## GOAL
Word for word, retype every entry in the listing.

— START —

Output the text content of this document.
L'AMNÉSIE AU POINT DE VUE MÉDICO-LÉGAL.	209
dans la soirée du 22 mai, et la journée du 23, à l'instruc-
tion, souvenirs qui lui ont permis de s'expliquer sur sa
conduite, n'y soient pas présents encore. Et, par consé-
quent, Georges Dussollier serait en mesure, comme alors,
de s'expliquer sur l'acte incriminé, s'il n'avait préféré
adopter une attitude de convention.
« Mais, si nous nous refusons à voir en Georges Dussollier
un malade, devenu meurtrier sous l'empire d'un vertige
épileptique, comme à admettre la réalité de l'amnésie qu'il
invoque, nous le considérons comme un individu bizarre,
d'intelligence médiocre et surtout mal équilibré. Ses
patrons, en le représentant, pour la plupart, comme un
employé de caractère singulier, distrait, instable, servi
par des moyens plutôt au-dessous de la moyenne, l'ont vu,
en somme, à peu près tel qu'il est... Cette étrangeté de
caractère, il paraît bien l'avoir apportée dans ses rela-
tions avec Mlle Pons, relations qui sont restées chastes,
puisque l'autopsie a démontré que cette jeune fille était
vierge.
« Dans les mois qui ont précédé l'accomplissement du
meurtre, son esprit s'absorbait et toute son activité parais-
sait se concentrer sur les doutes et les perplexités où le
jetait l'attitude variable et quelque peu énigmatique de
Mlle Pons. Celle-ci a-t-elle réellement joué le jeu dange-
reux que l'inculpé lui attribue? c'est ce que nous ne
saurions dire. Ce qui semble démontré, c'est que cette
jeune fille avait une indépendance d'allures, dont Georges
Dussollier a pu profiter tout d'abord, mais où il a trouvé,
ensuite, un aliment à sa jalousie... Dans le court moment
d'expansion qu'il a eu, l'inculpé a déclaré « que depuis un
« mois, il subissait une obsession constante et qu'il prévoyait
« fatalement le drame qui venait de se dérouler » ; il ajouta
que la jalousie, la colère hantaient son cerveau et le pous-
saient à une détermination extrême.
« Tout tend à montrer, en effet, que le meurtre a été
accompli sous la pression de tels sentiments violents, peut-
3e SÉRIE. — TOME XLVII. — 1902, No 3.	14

— END —

## THE REPLY
Output the text content of this document.
L'AMNÉSIE AU POINT DE VUE MÉDICO-LÉGAL.	209
dans la soirée du 22 mai, et la journée du 23, à l'instruc-
tion, souvenirs qui lui ont permis de s'expliquer sur sa
conduite, n'y soient pas présents encore. Et, par consé-
quent, Georges Dussollier serait en mesure, comme alors,
de s'expliquer sur l'acte incriminé, s'il n'avait préféré
adopter une attitude de convention.
« Mais, si nous nous refusons à voir en Georges Dussollier
un malade, devenu meurtrier sous l'empire d'un vertige
épileptique, comme à admettre la réalité de l'amnésie qu'il
invoque, nous le considérons comme un individu bizarre,
d'intelligence médiocre et surtout mal équilibré. Ses
patrons, en le représentant, pour la plupart, comme un
employé de caractère singulier, distrait, instable, servi
par des moyens plutôt au-dessous de la moyenne, l'ont vu,
en somme, à peu près tel qu'il est... Cette étrangeté de
caractère, il paraît bien l'avoir apportée dans ses rela-
tions avec Mlle Pons, relations qui sont restées chastes,
puisque l'autopsie a démontré que cette jeune fille était
vierge.
« Dans les mois qui ont précédé l'accomplissement du
meurtre, son esprit s'absorbait et toute son activité parais-
sait se concentrer sur les doutes et les perplexités où le
jetait l'attitude variable et quelque peu énigmatique de
Mlle Pons. Celle-ci a-t-elle réellement joué le jeu dange-
reux que l'inculpé lui attribue? c'est ce que nous ne
saurions dire. Ce qui semble démontré, c'est que cette
jeune fille avait une indépendance d'allures, dont Georges
Dussollier a pu profiter tout d'abord, mais où il a trouvé,
ensuite, un aliment à sa jalousie... Dans le court moment
d'expansion qu'il a eu, l'inculpé a déclaré « que depuis un
« mois, il subissait une obsession constante et qu'il prévoyait
« fatalement le drame qui venait de se dérouler » ; il ajouta
que la jalousie, la colère hantaient son cerveau et le pous-
saient à une détermination extrême.
« Tout tend à montrer, en effet, que le meurtre a été
accompli sous la pression de tels sentiments violents, peut-
3e SÉRIE. — TOME XLVII. — 1902, No 3.	14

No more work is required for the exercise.